> _Extracted data entries_:
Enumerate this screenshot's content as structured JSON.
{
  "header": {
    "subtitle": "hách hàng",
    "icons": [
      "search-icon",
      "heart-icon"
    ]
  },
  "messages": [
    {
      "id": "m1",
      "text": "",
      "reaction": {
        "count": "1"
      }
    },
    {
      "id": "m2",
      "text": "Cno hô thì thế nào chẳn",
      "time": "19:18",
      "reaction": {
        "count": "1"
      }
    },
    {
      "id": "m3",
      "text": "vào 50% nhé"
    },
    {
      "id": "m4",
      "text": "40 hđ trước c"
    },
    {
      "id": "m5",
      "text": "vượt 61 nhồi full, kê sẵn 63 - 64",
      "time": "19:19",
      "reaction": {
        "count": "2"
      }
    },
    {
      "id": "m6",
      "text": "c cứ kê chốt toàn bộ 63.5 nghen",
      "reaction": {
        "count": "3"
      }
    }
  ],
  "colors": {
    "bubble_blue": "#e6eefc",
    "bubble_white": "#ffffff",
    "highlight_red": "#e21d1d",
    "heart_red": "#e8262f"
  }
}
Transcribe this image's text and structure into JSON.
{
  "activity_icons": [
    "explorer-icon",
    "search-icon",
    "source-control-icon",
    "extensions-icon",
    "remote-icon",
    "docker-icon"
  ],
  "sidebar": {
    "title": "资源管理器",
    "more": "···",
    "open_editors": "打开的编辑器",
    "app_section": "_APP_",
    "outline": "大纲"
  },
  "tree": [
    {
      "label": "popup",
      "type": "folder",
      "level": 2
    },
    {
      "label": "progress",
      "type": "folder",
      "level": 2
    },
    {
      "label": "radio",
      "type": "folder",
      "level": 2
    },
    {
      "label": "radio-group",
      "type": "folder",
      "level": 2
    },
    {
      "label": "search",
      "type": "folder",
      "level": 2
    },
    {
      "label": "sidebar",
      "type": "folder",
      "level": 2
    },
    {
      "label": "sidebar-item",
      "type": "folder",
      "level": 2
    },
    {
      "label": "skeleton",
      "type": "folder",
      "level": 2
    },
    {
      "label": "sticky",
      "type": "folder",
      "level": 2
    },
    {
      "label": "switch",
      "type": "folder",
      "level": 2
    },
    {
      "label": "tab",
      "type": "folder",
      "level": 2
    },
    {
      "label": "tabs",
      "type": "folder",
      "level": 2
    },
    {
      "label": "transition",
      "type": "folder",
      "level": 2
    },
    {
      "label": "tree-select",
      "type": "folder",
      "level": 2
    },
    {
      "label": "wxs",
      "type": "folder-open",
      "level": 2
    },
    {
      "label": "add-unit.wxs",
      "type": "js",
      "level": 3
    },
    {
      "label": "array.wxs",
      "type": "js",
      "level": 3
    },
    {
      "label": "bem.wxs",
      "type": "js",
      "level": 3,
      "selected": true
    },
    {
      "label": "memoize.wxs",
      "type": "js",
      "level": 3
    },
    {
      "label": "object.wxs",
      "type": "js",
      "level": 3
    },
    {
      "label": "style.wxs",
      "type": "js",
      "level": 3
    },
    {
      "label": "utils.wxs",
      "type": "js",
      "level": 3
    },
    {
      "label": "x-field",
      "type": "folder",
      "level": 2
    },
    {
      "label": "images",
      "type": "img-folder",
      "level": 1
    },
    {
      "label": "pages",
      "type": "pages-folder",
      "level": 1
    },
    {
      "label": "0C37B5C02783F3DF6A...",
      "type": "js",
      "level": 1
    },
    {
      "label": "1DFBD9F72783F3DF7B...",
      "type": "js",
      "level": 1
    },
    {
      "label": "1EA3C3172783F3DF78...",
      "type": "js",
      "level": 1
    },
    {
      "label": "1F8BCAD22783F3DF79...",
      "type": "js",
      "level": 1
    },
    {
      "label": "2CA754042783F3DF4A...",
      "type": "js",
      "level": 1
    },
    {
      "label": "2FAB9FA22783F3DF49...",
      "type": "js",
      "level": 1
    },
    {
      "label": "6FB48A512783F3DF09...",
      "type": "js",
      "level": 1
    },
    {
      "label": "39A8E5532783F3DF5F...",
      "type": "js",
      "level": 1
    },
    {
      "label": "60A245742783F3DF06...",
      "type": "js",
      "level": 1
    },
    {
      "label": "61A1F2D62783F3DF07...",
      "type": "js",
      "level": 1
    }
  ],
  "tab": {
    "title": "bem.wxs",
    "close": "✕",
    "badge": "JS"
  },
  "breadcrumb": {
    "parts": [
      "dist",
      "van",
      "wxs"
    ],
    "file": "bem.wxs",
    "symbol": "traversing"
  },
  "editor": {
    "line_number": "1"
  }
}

> _Do this_:
Search the listing above for the string "text". Copy every line that contains it.

> _Final result_:
      "text": "",
      "text": "Cno hô thì thế nào chẳn",
      "text": "vào 50% nhé"
      "text": "40 hđ trước c"
      "text": "vượt 61 nhồi full, kê sẵn 63 - 64",
      "text": "c cứ kê chốt toàn bộ 63.5 nghen",
Transcribe this image's text and structure into JSON.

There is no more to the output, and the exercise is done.